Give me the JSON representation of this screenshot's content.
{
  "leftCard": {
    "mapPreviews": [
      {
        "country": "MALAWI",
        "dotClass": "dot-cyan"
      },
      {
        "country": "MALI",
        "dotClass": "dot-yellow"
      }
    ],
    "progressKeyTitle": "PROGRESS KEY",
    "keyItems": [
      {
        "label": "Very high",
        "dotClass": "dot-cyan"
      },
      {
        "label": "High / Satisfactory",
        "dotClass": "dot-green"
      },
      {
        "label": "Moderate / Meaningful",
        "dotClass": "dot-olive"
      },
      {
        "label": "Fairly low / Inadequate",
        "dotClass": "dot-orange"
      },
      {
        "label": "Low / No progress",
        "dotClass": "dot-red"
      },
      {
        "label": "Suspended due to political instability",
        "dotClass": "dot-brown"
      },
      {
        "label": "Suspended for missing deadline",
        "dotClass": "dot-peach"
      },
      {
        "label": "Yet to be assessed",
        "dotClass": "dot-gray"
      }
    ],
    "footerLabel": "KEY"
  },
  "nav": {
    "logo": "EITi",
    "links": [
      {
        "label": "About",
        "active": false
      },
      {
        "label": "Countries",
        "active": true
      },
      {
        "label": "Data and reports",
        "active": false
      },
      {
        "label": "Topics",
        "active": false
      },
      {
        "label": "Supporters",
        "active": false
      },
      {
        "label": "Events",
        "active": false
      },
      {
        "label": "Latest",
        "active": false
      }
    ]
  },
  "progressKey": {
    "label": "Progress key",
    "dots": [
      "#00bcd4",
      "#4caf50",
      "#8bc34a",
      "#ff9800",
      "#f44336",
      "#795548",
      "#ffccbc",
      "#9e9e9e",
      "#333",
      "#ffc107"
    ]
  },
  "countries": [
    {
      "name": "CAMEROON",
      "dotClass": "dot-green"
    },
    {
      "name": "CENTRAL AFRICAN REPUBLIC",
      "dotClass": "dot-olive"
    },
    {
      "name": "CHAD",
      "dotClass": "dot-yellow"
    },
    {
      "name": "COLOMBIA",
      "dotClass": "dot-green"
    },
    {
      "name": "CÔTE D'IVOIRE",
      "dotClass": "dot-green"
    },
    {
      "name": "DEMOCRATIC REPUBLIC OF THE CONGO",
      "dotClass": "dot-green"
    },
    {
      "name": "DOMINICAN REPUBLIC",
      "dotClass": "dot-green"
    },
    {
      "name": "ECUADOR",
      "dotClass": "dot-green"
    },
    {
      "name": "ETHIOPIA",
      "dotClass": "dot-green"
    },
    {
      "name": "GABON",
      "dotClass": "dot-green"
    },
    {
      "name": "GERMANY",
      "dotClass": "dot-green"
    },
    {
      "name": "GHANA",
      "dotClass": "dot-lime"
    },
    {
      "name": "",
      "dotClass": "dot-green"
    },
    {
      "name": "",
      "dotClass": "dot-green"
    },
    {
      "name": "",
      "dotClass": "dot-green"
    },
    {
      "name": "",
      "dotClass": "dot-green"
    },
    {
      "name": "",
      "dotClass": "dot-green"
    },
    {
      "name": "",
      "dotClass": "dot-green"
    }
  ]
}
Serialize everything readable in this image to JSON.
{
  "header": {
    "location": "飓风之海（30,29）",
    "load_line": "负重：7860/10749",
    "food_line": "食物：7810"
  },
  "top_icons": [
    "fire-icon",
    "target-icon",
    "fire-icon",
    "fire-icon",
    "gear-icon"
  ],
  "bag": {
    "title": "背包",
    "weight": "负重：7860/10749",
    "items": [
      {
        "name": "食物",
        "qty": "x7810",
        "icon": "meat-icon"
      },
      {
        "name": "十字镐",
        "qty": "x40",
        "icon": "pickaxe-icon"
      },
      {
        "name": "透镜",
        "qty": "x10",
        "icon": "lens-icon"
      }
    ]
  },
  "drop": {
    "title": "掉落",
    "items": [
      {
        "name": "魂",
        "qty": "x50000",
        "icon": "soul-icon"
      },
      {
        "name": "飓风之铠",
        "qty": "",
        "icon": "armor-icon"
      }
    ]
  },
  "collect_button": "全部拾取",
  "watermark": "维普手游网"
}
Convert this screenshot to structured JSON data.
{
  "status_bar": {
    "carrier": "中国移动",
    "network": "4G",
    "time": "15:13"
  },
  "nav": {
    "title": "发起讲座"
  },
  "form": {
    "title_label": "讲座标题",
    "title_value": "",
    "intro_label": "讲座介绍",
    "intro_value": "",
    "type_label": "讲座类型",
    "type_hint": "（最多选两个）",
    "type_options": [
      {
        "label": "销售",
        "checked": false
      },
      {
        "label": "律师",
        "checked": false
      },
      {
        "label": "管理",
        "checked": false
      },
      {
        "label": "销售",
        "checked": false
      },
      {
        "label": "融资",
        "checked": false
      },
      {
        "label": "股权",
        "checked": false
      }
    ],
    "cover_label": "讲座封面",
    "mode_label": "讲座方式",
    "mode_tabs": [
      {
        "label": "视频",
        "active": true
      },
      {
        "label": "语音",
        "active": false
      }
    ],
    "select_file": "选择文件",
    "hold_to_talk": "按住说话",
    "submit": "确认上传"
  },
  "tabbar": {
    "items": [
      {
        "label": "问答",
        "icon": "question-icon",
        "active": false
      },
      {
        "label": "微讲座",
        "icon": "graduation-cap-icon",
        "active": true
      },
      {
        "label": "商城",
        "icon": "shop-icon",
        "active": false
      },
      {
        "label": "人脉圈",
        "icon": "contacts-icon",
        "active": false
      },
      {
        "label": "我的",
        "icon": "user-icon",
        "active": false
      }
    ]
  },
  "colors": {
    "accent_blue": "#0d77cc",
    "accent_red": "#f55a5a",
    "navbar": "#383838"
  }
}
__________
From the records above, please extract every line and repeat it exactly.

Give me the JSON representation of this screenshot's content.
{
  "leftCard": {
    "mapPreviews": [
      {
        "country": "MALAWI",
        "dotClass": "dot-cyan"
      },
      {
        "country": "MALI",
        "dotClass": "dot-yellow"
      }
    ],
    "progressKeyTitle": "PROGRESS KEY",
    "keyItems": [
      {
        "label": "Very high",
        "dotClass": "dot-cyan"
      },
      {
        "label": "High / Satisfactory",
        "dotClass": "dot-green"
      },
      {
        "label": "Moderate / Meaningful",
        "dotClass": "dot-olive"
      },
      {
        "label": "Fairly low / Inadequate",
        "dotClass": "dot-orange"
      },
      {
        "label": "Low / No progress",
        "dotClass": "dot-red"
      },
      {
        "label": "Suspended due to political instability",
        "dotClass": "dot-brown"
      },
      {
        "label": "Suspended for missing deadline",
        "dotClass": "dot-peach"
      },
      {
        "label": "Yet to be assessed",
        "dotClass": "dot-gray"
      }
    ],
    "footerLabel": "KEY"
  },
  "nav": {
    "logo": "EITi",
    "links": [
      {
        "label": "About",
        "active": false
      },
      {
        "label": "Countries",
        "active": true
      },
      {
        "label": "Data and reports",
        "active": false
      },
      {
        "label": "Topics",
        "active": false
      },
      {
        "label": "Supporters",
        "active": false
      },
      {
        "label": "Events",
        "active": false
      },
      {
        "label": "Latest",
        "active": false
      }
    ]
  },
  "progressKey": {
    "label": "Progress key",
    "dots": [
      "#00bcd4",
      "#4caf50",
      "#8bc34a",
      "#ff9800",
      "#f44336",
      "#795548",
      "#ffccbc",
      "#9e9e9e",
      "#333",
      "#ffc107"
    ]
  },
  "countries": [
    {
      "name": "CAMEROON",
      "dotClass": "dot-green"
    },
    {
      "name": "CENTRAL AFRICAN REPUBLIC",
      "dotClass": "dot-olive"
    },
    {
      "name": "CHAD",
      "dotClass": "dot-yellow"
    },
    {
      "name": "COLOMBIA",
      "dotClass": "dot-green"
    },
    {
      "name": "CÔTE D'IVOIRE",
      "dotClass": "dot-green"
    },
    {
      "name": "DEMOCRATIC REPUBLIC OF THE CONGO",
      "dotClass": "dot-green"
    },
    {
      "name": "DOMINICAN REPUBLIC",
      "dotClass": "dot-green"
    },
    {
      "name": "ECUADOR",
      "dotClass": "dot-green"
    },
    {
      "name": "ETHIOPIA",
      "dotClass": "dot-green"
    },
    {
      "name": "GABON",
      "dotClass": "dot-green"
    },
    {
      "name": "GERMANY",
      "dotClass": "dot-green"
    },
    {
      "name": "GHANA",
      "dotClass": "dot-lime"
    },
    {
      "name": "",
      "dotClass": "dot-green"
    },
    {
      "name": "",
      "dotClass": "dot-green"
    },
    {
      "name": "",
      "dotClass": "dot-green"
    },
    {
      "name": "",
      "dotClass": "dot-green"
    },
    {
      "name": "",
      "dotClass": "dot-green"
    },
    {
      "name": "",
      "dotClass": "dot-green"
    }
  ]
}
Serialize everything readable in this image to JSON.
{
  "header": {
    "location": "飓风之海（30,29）",
    "load_line": "负重：7860/10749",
    "food_line": "食物：7810"
  },
  "top_icons": [
    "fire-icon",
    "target-icon",
    "fire-icon",
    "fire-icon",
    "gear-icon"
  ],
  "bag": {
    "title": "背包",
    "weight": "负重：7860/10749",
    "items": [
      {
        "name": "食物",
        "qty": "x7810",
        "icon": "meat-icon"
      },
      {
        "name": "十字镐",
        "qty": "x40",
        "icon": "pickaxe-icon"
      },
      {
        "name": "透镜",
        "qty": "x10",
        "icon": "lens-icon"
      }
    ]
  },
  "drop": {
    "title": "掉落",
    "items": [
      {
        "name": "魂",
        "qty": "x50000",
        "icon": "soul-icon"
      },
      {
        "name": "飓风之铠",
        "qty": "",
        "icon": "armor-icon"
      }
    ]
  },
  "collect_button": "全部拾取",
  "watermark": "维普手游网"
}
Convert this screenshot to structured JSON data.
{
  "status_bar": {
    "carrier": "中国移动",
    "network": "4G",
    "time": "15:13"
  },
  "nav": {
    "title": "发起讲座"
  },
  "form": {
    "title_label": "讲座标题",
    "title_value": "",
    "intro_label": "讲座介绍",
    "intro_value": "",
    "type_label": "讲座类型",
    "type_hint": "（最多选两个）",
    "type_options": [
      {
        "label": "销售",
        "checked": false
      },
      {
        "label": "律师",
        "checked": false
      },
      {
        "label": "管理",
        "checked": false
      },
      {
        "label": "销售",
        "checked": false
      },
      {
        "label": "融资",
        "checked": false
      },
      {
        "label": "股权",
        "checked": false
      }
    ],
    "cover_label": "讲座封面",
    "mode_label": "讲座方式",
    "mode_tabs": [
      {
        "label": "视频",
        "active": true
      },
      {
        "label": "语音",
        "active": false
      }
    ],
    "select_file": "选择文件",
    "hold_to_talk": "按住说话",
    "submit": "确认上传"
  },
  "tabbar": {
    "items": [
      {
        "label": "问答",
        "icon": "question-icon",
        "active": false
      },
      {
        "label": "微讲座",
        "icon": "graduation-cap-icon",
        "active": true
      },
      {
        "label": "商城",
        "icon": "shop-icon",
        "active": false
      },
      {
        "label": "人脉圈",
        "icon": "contacts-icon",
        "active": false
      },
      {
        "label": "我的",
        "icon": "user-icon",
        "active": false
      }
    ]
  },
  "colors": {
    "accent_blue": "#0d77cc",
    "accent_red": "#f55a5a",
    "navbar": "#383838"
  }
}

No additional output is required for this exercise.